■ **Challenge**
How many lines in these records hold the string "因时制宜"? State only that number.

■ **Extracted data**
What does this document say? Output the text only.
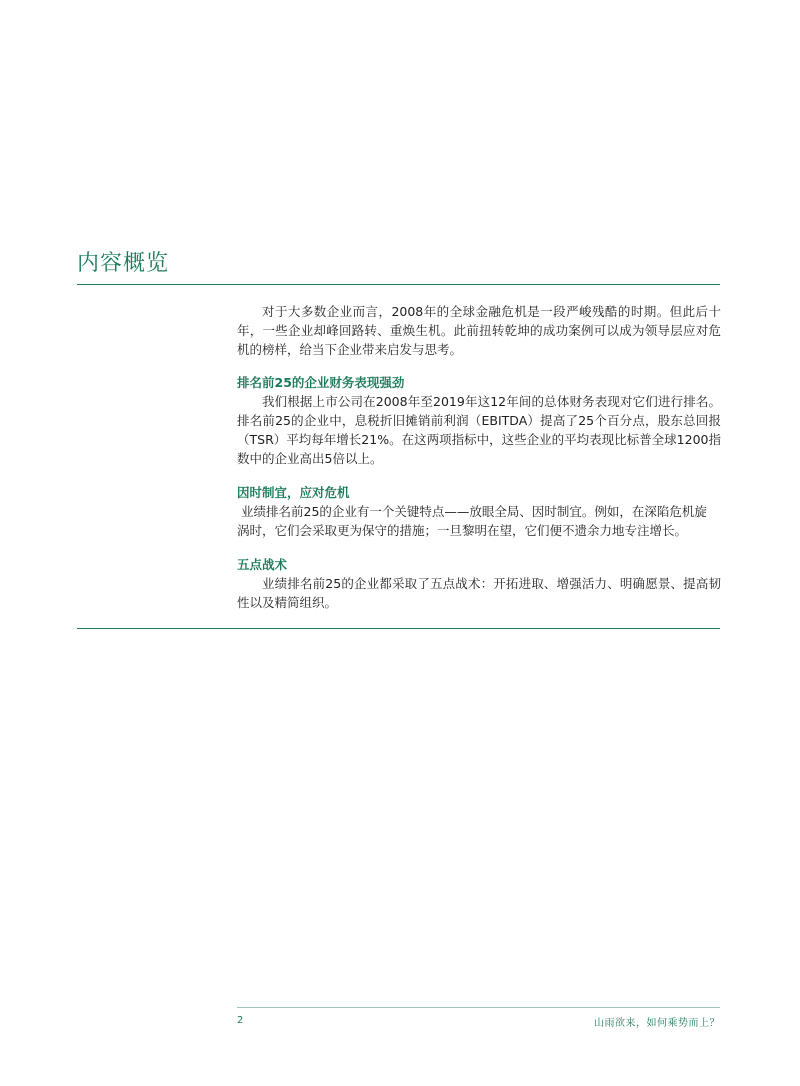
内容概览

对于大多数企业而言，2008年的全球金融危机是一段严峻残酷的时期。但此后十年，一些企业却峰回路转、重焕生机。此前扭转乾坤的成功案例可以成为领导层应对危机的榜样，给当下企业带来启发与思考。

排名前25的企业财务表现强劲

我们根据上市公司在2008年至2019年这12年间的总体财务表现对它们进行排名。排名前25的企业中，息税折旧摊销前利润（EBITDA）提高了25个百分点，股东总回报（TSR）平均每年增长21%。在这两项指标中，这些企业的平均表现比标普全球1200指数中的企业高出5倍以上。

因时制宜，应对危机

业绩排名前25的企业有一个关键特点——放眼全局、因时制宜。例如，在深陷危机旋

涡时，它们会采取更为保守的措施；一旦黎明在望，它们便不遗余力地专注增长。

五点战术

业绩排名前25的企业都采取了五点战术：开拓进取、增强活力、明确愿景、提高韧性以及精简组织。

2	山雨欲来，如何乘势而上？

■ **Written response**
2